-- begin RECORDS FOR THIS TASK --

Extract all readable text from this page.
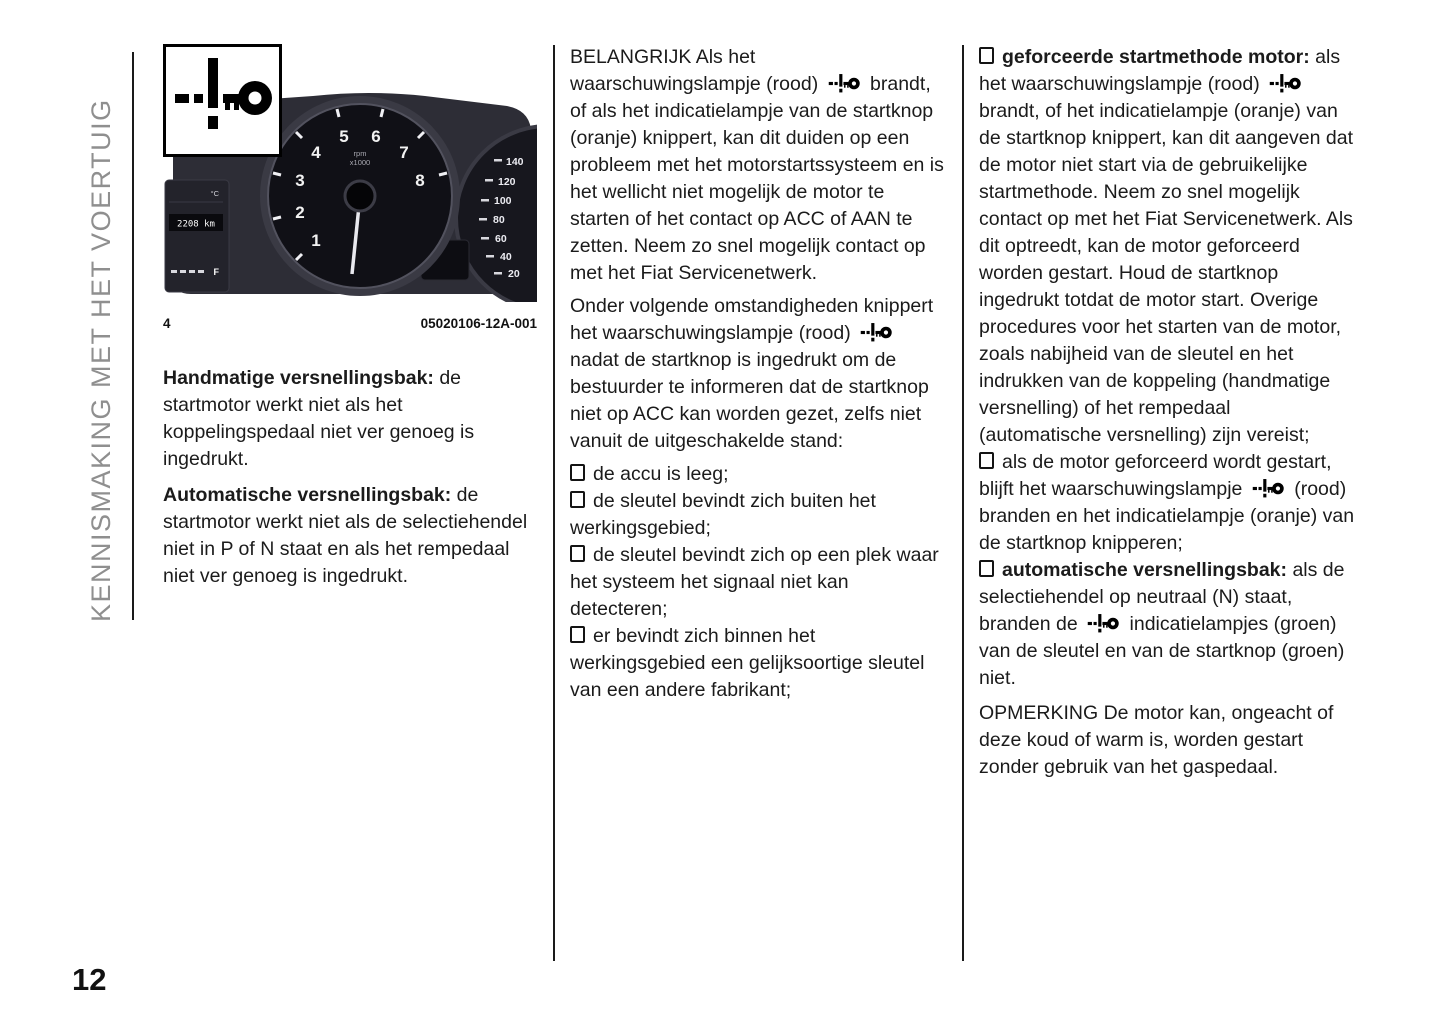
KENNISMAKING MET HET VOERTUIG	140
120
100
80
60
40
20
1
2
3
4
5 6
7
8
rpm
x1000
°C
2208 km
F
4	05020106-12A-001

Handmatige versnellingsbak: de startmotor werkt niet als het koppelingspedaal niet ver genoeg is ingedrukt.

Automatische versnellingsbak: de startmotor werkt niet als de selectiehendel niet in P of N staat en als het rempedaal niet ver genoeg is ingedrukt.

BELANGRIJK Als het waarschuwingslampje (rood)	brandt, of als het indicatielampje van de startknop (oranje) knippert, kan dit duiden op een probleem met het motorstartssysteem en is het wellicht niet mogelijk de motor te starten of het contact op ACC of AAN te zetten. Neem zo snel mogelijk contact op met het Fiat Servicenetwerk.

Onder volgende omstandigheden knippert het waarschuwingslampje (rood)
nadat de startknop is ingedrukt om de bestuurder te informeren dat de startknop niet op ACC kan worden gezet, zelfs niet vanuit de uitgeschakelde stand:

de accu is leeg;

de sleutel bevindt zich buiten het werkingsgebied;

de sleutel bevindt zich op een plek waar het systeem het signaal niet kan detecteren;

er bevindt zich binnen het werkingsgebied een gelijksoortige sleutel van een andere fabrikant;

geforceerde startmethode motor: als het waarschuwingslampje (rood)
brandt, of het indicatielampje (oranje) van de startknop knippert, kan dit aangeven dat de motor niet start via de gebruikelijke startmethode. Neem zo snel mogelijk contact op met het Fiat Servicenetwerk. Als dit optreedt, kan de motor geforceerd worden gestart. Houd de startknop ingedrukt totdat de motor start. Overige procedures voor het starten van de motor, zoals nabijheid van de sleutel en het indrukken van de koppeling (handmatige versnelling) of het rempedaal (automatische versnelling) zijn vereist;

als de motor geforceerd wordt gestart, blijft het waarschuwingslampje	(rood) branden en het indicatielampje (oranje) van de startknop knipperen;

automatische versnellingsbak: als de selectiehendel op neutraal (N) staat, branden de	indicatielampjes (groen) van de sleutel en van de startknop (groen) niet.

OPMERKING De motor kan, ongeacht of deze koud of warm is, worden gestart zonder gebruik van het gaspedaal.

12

-- end RECORDS FOR THIS TASK --
-- begin RECORDS FOR THIS TASK --

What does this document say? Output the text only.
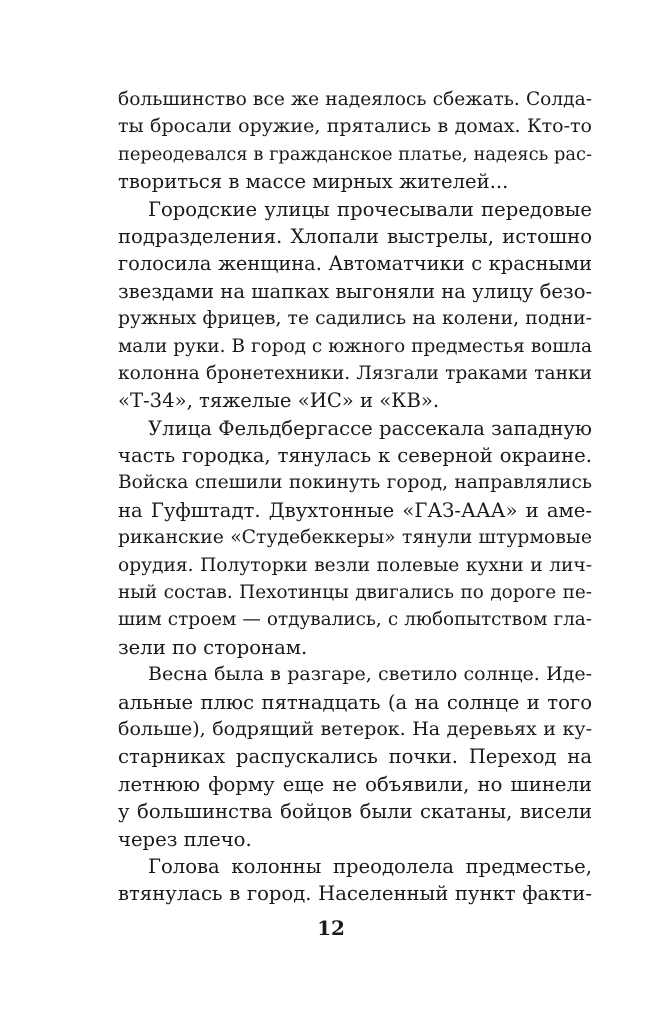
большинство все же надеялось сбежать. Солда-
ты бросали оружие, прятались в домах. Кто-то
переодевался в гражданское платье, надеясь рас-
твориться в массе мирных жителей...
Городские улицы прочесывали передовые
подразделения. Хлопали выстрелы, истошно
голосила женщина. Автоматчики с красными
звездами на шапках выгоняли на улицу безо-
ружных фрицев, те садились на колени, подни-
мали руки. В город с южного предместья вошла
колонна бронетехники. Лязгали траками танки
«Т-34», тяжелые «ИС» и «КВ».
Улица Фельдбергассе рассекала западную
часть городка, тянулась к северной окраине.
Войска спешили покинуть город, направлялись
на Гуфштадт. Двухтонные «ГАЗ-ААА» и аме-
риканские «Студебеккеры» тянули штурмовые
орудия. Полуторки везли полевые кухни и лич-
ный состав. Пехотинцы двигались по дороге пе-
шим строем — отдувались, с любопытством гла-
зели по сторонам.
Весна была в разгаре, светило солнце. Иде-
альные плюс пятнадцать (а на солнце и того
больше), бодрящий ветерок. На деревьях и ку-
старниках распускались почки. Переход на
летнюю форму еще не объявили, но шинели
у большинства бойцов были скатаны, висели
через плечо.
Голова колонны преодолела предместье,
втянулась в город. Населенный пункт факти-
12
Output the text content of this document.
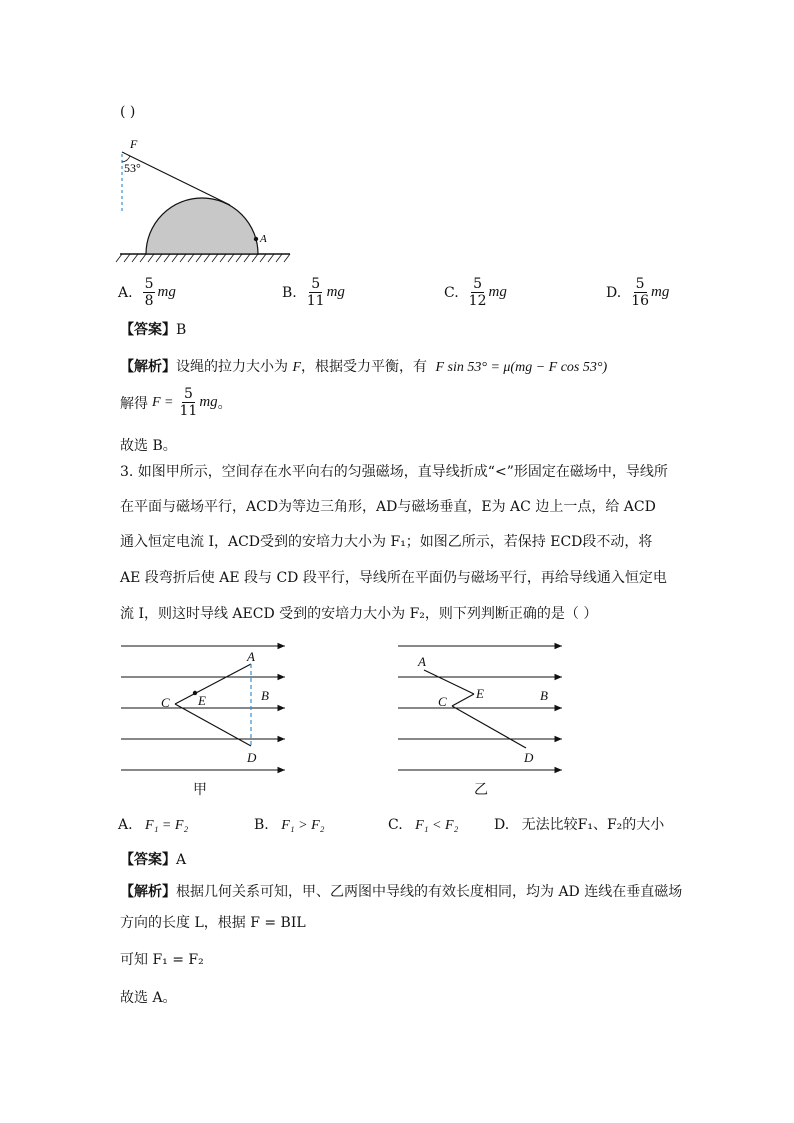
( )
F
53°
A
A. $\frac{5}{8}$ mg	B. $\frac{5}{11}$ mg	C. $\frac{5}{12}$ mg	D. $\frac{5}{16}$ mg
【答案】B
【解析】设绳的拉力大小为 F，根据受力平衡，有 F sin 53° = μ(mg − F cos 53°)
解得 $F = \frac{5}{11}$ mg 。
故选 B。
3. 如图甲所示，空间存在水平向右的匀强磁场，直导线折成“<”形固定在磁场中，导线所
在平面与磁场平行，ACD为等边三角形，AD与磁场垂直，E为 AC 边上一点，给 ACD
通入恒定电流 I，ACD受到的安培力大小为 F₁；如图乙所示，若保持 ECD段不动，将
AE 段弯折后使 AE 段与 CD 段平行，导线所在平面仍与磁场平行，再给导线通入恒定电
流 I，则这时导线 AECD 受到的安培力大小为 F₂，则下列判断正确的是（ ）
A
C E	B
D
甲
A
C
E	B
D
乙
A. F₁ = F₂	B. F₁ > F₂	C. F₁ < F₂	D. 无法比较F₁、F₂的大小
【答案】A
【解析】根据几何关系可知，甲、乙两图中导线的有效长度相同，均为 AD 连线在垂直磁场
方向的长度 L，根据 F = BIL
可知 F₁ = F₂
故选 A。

-- end RECORDS FOR THIS TASK --
-- begin RECORDS FOR THIS TASK --

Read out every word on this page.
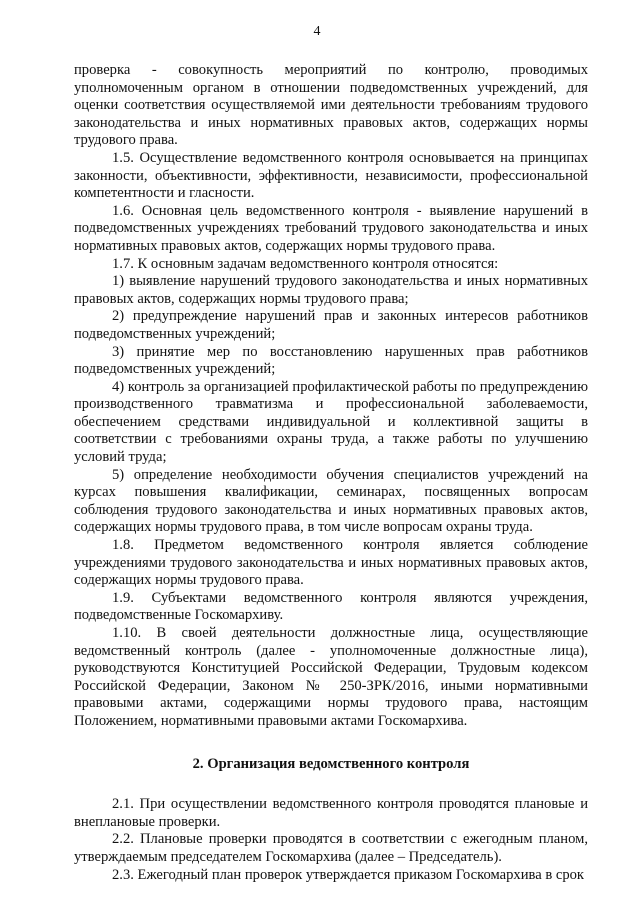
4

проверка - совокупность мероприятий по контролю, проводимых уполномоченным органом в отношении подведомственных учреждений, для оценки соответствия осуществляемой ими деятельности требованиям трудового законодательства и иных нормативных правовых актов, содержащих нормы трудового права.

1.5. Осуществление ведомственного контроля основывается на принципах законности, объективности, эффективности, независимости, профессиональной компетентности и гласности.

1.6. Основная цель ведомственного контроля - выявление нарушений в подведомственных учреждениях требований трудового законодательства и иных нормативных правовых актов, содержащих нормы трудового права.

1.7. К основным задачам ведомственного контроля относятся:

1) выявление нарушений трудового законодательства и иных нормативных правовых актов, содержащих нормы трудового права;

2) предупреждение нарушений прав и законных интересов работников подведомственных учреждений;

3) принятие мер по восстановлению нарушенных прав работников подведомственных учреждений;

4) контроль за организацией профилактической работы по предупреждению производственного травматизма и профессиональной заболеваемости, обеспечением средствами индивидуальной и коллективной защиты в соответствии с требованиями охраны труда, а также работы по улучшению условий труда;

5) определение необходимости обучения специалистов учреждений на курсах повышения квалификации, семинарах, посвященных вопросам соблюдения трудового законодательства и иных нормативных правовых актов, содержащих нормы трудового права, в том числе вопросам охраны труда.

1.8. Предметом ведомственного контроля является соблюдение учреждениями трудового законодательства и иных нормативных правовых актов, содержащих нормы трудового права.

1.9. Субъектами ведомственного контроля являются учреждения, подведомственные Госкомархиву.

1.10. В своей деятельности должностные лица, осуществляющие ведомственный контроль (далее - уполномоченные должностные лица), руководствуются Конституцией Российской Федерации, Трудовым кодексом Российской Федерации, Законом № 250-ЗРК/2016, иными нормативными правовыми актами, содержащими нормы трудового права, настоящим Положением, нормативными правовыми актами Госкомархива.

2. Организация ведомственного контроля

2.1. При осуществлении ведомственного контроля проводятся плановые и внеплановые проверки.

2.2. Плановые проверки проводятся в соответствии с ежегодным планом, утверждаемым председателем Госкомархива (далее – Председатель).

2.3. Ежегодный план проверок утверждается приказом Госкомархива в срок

-- end RECORDS FOR THIS TASK --

_TASK BRIEF_: In the material above, find each line that contains the word "startmethode", and select it.

_ANSWER_:
geforceerde startmethode motor: als het waarschuwingslampje (rood)
brandt, of het indicatielampje (oranje) van de startknop knippert, kan dit aangeven dat de motor niet start via de gebruikelijke startmethode. Neem zo snel mogelijk contact op met het Fiat Servicenetwerk. Als dit optreedt, kan de motor geforceerd worden gestart. Houd de startknop ingedrukt totdat de motor start. Overige procedures voor het starten van de motor, zoals nabijheid van de sleutel en het indrukken van de koppeling (handmatige versnelling) of het rempedaal (automatische versnelling) zijn vereist;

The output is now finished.